== What the task requires ==
Put the stretch of items from the line containing "map-unit-labels: T₁Y Jxy" through the line containing "coord-bottom: 105° 40′0″东" into a Markdown table with the columns Row and Line. Give each line its own numbered row and leave out any blank lines.

== Extracted data ==
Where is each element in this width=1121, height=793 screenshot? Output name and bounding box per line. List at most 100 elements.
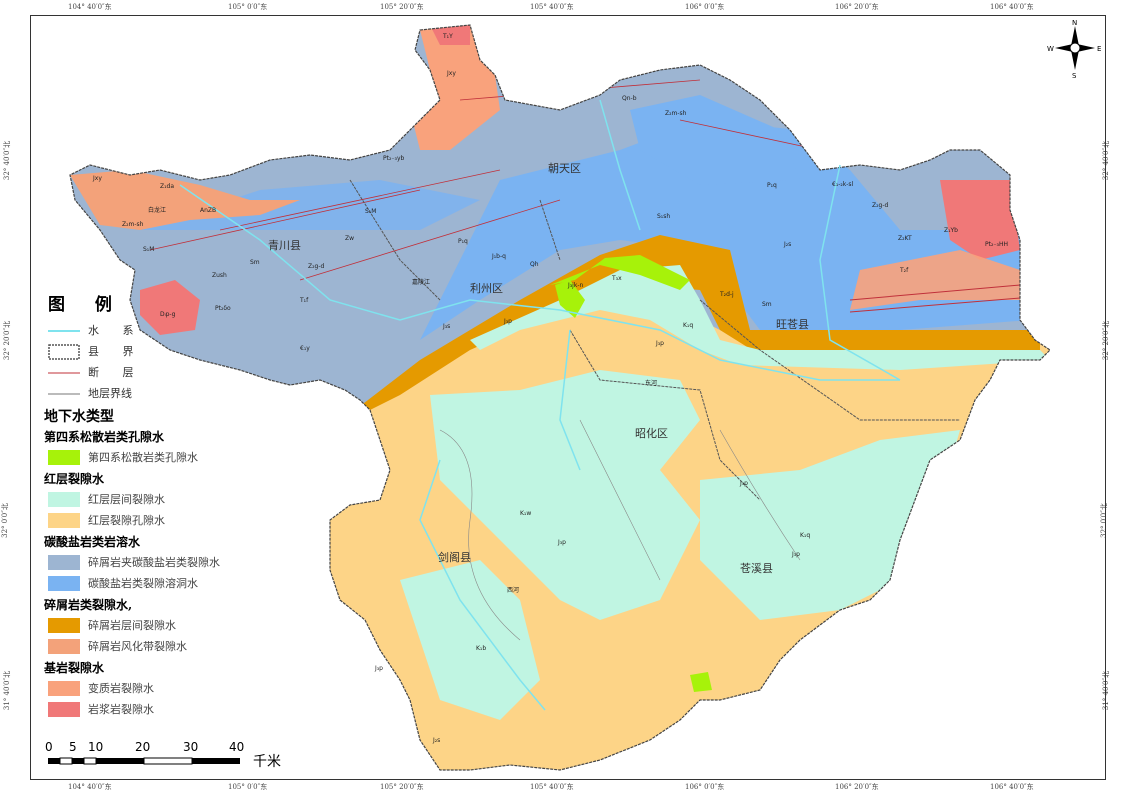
map-unit-labels: T₁Y Jxy Pt₂₋₃yb Qn-b Z₂m-sh Jxy Z₁da AnZ… bbox=[92, 33, 1008, 744]
legend-group: 碎屑岩类裂隙水, 碎屑岩层间裂隙水 碎屑岩风化带裂隙水 bbox=[44, 598, 187, 654]
svg-text:Zush: Zush bbox=[212, 272, 227, 279]
compass-rose-icon: N S W E bbox=[1047, 19, 1101, 80]
coord-bottom: 105° 40′0″东 bbox=[530, 783, 574, 791]
legend: 图 例 水 系 县 界 断 层 地层界线 地下水类型 第四系松散岩类孔隙水 第四… bbox=[44, 294, 278, 720]
metamorphic-area bbox=[410, 25, 500, 150]
legend-stratum-boundary: 地层界线 bbox=[48, 387, 132, 400]
coord-bottom: 106° 0′0″东 bbox=[685, 783, 725, 791]
svg-text:K₁w: K₁w bbox=[520, 510, 531, 517]
svg-text:Jxy: Jxy bbox=[92, 175, 102, 182]
svg-text:W: W bbox=[1047, 45, 1054, 53]
svg-text:J₃s: J₃s bbox=[442, 323, 450, 330]
svg-text:Z₁Yb: Z₁Yb bbox=[944, 227, 958, 234]
legend-fault: 断 层 bbox=[48, 366, 144, 379]
river bbox=[179, 99, 901, 711]
legend-group: 红层裂隙水 红层层间裂隙水 红层裂隙孔隙水 bbox=[44, 472, 165, 528]
svg-text:K₁q: K₁q bbox=[800, 532, 810, 539]
groundwater-type-title: 地下水类型 bbox=[44, 409, 114, 425]
county-label: 昭化区 bbox=[635, 426, 668, 440]
legend-group: 基岩裂隙水 变质岩裂隙水 岩浆岩裂隙水 bbox=[44, 661, 154, 717]
red-layer-interlayer-area bbox=[430, 370, 700, 620]
coord-bottom: 106° 40′0″东 bbox=[990, 783, 1034, 791]
svg-text:J₃p: J₃p bbox=[503, 318, 512, 325]
legend-river: 水 系 bbox=[48, 324, 144, 337]
svg-text:J₃p: J₃p bbox=[655, 340, 664, 347]
svg-text:嘉陵江: 嘉陵江 bbox=[412, 278, 430, 286]
map-frame bbox=[30, 15, 1106, 780]
north-arrow: N S W E bbox=[1047, 18, 1103, 80]
svg-text:东河: 东河 bbox=[645, 379, 657, 387]
svg-text:白龙江: 白龙江 bbox=[148, 206, 166, 214]
svg-text:S₁M: S₁M bbox=[143, 246, 154, 253]
svg-text:P₁q: P₁q bbox=[458, 238, 468, 245]
coord-top: 104° 40′0″东 bbox=[68, 3, 112, 11]
svg-text:J₂s: J₂s bbox=[432, 737, 440, 744]
clastic-interlayer-area bbox=[355, 235, 1040, 415]
svg-text:Sm: Sm bbox=[250, 259, 260, 266]
county-label: 青川县 bbox=[268, 239, 301, 252]
svg-text:S₁M: S₁M bbox=[365, 208, 376, 215]
coord-top: 105° 20′0″东 bbox=[380, 3, 424, 11]
svg-text:Qn-b: Qn-b bbox=[622, 95, 637, 102]
svg-text:J₃p: J₃p bbox=[739, 480, 748, 487]
svg-text:T₁Y: T₁Y bbox=[442, 33, 453, 40]
coord-top: 105° 0′0″东 bbox=[228, 3, 268, 11]
coord-top: 106° 40′0″东 bbox=[990, 3, 1034, 11]
svg-text:J₂s: J₂s bbox=[783, 241, 791, 248]
svg-text:T₃x: T₃x bbox=[611, 275, 622, 282]
county-label: 朝天区 bbox=[548, 162, 581, 175]
fault-line bbox=[849, 284, 1021, 313]
svg-text:Dₗp-g: Dₗp-g bbox=[160, 311, 176, 318]
svg-text:Qh: Qh bbox=[530, 261, 539, 268]
svg-text:N: N bbox=[1072, 19, 1077, 27]
legend-group: 碳酸盐岩类岩溶水 碎屑岩夹碳酸盐岩类裂隙水 碳酸盐岩类裂隙溶洞水 bbox=[44, 535, 220, 591]
svg-text:J₁b-q: J₁b-q bbox=[491, 253, 506, 260]
svg-text:西河: 西河 bbox=[507, 586, 519, 594]
svg-text:Z₂m-sh: Z₂m-sh bbox=[665, 110, 687, 117]
svg-text:E: E bbox=[1097, 45, 1101, 53]
coord-top: 105° 40′0″东 bbox=[530, 3, 574, 11]
svg-text:Z₂m-sh: Z₂m-sh bbox=[122, 221, 144, 228]
county-label: 旺苍县 bbox=[776, 318, 809, 331]
coord-top: 106° 0′0″东 bbox=[685, 3, 725, 11]
county-boundary bbox=[349, 179, 960, 501]
svg-text:AnZB: AnZB bbox=[200, 207, 216, 214]
coord-bottom: 105° 20′0″东 bbox=[380, 783, 424, 791]
river-labels: 嘉陵江 白龙江 东河 西河 bbox=[148, 206, 657, 594]
fault-line bbox=[149, 79, 821, 281]
coord-top: 106° 20′0″东 bbox=[835, 3, 879, 11]
magmatic-area bbox=[140, 280, 200, 335]
svg-text:€₁y: €₁y bbox=[300, 345, 310, 352]
scale-bar: 0 5 10 20 30 40 千米 bbox=[45, 740, 281, 770]
svg-text:Z₁da: Z₁da bbox=[160, 183, 174, 190]
svg-text:Jxy: Jxy bbox=[446, 70, 456, 77]
coord-bottom: 104° 40′0″东 bbox=[68, 783, 112, 791]
svg-text:S: S bbox=[1072, 72, 1077, 78]
svg-text:T₂f: T₂f bbox=[899, 267, 909, 274]
stratum-boundary bbox=[439, 419, 801, 641]
svg-text:Pt₂δo: Pt₂δo bbox=[215, 305, 231, 312]
county-label: 利州区 bbox=[470, 282, 503, 295]
coord-bottom: 105° 0′0″东 bbox=[228, 783, 268, 791]
svg-text:Z₂g-d: Z₂g-d bbox=[308, 263, 324, 270]
svg-text:T₁f: T₁f bbox=[299, 297, 309, 304]
county-boundary bbox=[69, 24, 1051, 771]
svg-text:Pt₂₋₃yb: Pt₂₋₃yb bbox=[383, 155, 404, 162]
quaternary-pore-water-area bbox=[550, 255, 690, 290]
legend-title: 图 例 bbox=[48, 295, 124, 315]
svg-text:T₂d-j: T₂d-j bbox=[719, 291, 734, 298]
svg-text:J₃p: J₃p bbox=[374, 665, 383, 672]
svg-text:Z₂KT: Z₂KT bbox=[898, 235, 912, 242]
coord-bottom: 106° 20′0″东 bbox=[835, 783, 879, 791]
svg-text:J₃p: J₃p bbox=[557, 539, 566, 546]
svg-text:Zw: Zw bbox=[345, 235, 354, 242]
svg-text:Sm: Sm bbox=[762, 301, 772, 308]
svg-text:P₁q: P₁q bbox=[767, 182, 777, 189]
county-label: 苍溪县 bbox=[740, 562, 773, 575]
svg-text:K₁b: K₁b bbox=[476, 645, 486, 652]
legend-county-boundary: 县 界 bbox=[48, 341, 278, 362]
svg-text:J₃p: J₃p bbox=[791, 551, 800, 558]
svg-text:€₁-₂k-sl: €₁-₂k-sl bbox=[832, 181, 854, 188]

== Problem solution ==
| Row | Line |
|---|---|
| 1 | map-unit-labels: T₁Y Jxy Pt₂₋₃yb Qn-b Z₂m-sh Jxy Z₁da AnZ… bbox=[92, 33, 1008, 744] |
| 2 | legend-group: 碎屑岩类裂隙水, 碎屑岩层间裂隙水 碎屑岩风化带裂隙水 bbox=[44, 598, 187, 654] |
| 3 | svg-text:Zush: Zush bbox=[212, 272, 227, 279] |
| 4 | compass-rose-icon: N S W E bbox=[1047, 19, 1101, 80] |
| 5 | coord-bottom: 105° 40′0″东 bbox=[530, 783, 574, 791] |